*PROBLEM TO SOLVE*. Copy out the whole listing exactly as written, leaving the pictures behind.

*EXERCISE DATA*.
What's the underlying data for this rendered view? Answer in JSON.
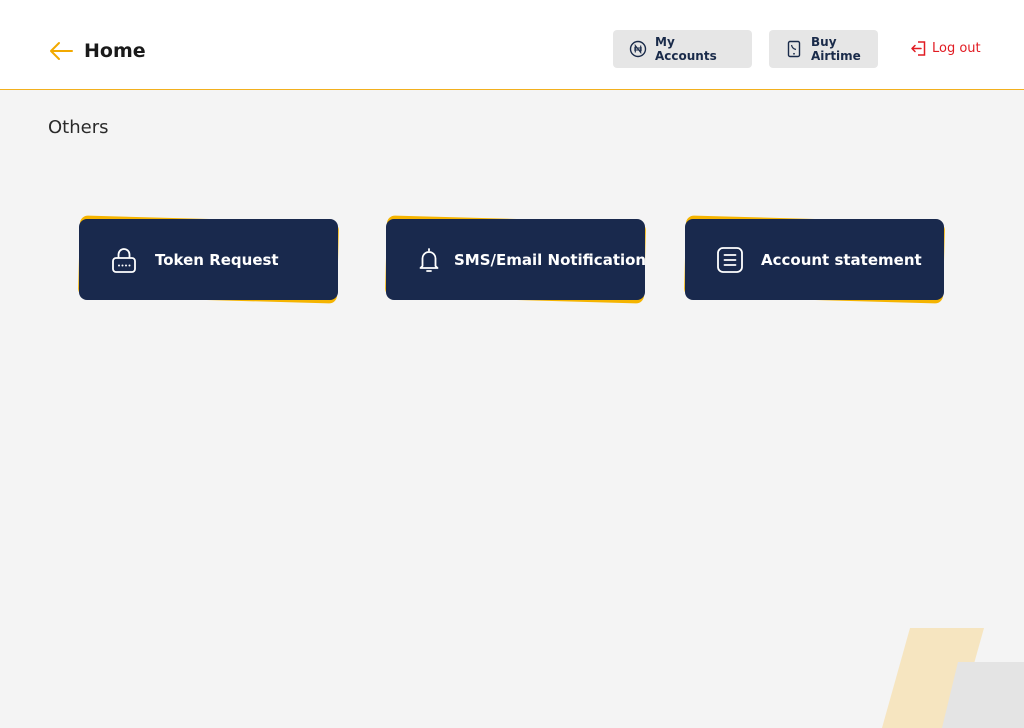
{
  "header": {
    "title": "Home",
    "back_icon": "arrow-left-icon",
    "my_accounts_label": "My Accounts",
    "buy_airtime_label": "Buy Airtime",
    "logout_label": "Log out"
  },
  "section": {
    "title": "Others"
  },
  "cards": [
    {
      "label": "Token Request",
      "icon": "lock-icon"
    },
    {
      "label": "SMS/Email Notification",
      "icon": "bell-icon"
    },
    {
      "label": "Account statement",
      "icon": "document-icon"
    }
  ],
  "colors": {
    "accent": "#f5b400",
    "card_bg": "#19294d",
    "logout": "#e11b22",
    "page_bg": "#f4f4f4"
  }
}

*CORRECT OUTPUT*.
What's the underlying data for this rendered view? Answer in JSON.
{
  "header": {
    "title": "Home",
    "back_icon": "arrow-left-icon",
    "my_accounts_label": "My Accounts",
    "buy_airtime_label": "Buy Airtime",
    "logout_label": "Log out"
  },
  "section": {
    "title": "Others"
  },
  "cards": [
    {
      "label": "Token Request",
      "icon": "lock-icon"
    },
    {
      "label": "SMS/Email Notification",
      "icon": "bell-icon"
    },
    {
      "label": "Account statement",
      "icon": "document-icon"
    }
  ],
  "colors": {
    "accent": "#f5b400",
    "card_bg": "#19294d",
    "logout": "#e11b22",
    "page_bg": "#f4f4f4"
  }
}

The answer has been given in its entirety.